• [KUTIPAN TEKS]:
Lontara
Rindu
Penulis : S. Gegge
Mappangewa
Editor : Priyantono
Oemar, Alif Supriyono
Penerbit : Republika
Tahun : 2012
Ukuran : viii + 342
halaman; 13,5 cm x 20,5 cm
[Severe Spoiler Alert!]
Sinopsis:
Vito dan Vino, dua
saudara kembar yang terpaksa harus terpisah karena perceraian orang
tuanya. Vito tinggal bersama ibunya, sedangkan Vino dibawa ayahnya.
Rindu yang membuncah membuat Vito harus mencari ayahnya di Perrinyameng,
Amparita, belasan kilometer dari kampungnya di daerah pegunungan.
Ayah Vito pergi
ketika Vito masih kecil. Beda keyakinan membuat kakeknya tak bisa
menerima ayahnya, sehingga ibunya dulu harus mengorbankan kehormatan
keluarga, kabur dari rumah demi ayah Vito itu. Vito adalah anak yang
terluka dan ketika memasuki usia SMP ia kerap bertanya mengapa sang ayah
meninggalkannya?
Inilah kisah
pencarian sekaligus kehangatan keluarga siswa SMP itu di masa belianya
di Cenrana, Panca Lautang, Sidenreng Rappang, Sulawesi Selatan, di masa
kemarau panjang mendera. Di tengah upaya diam-diamnya mencari ayah, Vito
dan teman-temannya mendapatkan ajaran moral islami dari Pak Guru Amin
yang sering bercerita tentang kisah-kisah masa lampau yang tercatat di
lontara. Namun di kemudian hari, Pak Amin harus menerima kenyataan pahit
ketika warga menuduhnya telah menyebarkan fanatisme agama.
Berhasilkah Vito
menemukan Vino dan ayahnya? Bagaimana nasib hubungan keduan orang
tuanya? Masihkan ayah Vito menganut kepercayaan leluhurnya?

• [BAGIAN DATA]:
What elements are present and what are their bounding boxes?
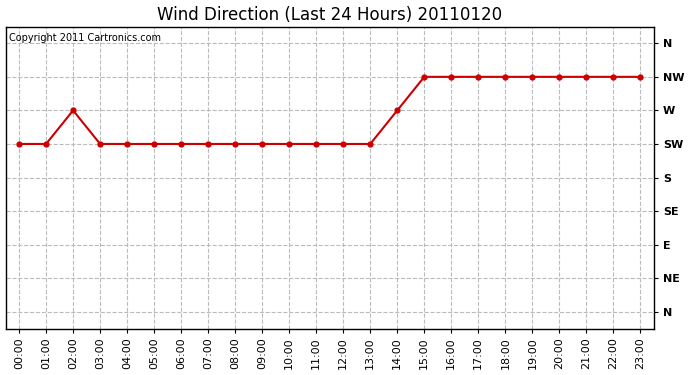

• [URAIAN TUGAS]: Kutiplah secara persis bagian teks tentang novel Lontara Rindu, mulai dari "Rindu yang membuncah" dan berakhir pada "meninggalkannya?". Daftar di atas tidak memiliki kaitan dengan teks tentang novel Lontara Rindu.

• [HASIL YANG DIHARAPKAN]:
Rindu yang membuncah membuat Vito harus mencari ayahnya di Perrinyameng,
Amparita, belasan kilometer dari kampungnya di daerah pegunungan.
Ayah Vito pergi
ketika Vito masih kecil. Beda keyakinan membuat kakeknya tak bisa
menerima ayahnya, sehingga ibunya dulu harus mengorbankan kehormatan
keluarga, kabur dari rumah demi ayah Vito itu. Vito adalah anak yang
terluka dan ketika memasuki usia SMP ia kerap bertanya mengapa sang ayah
meninggalkannya?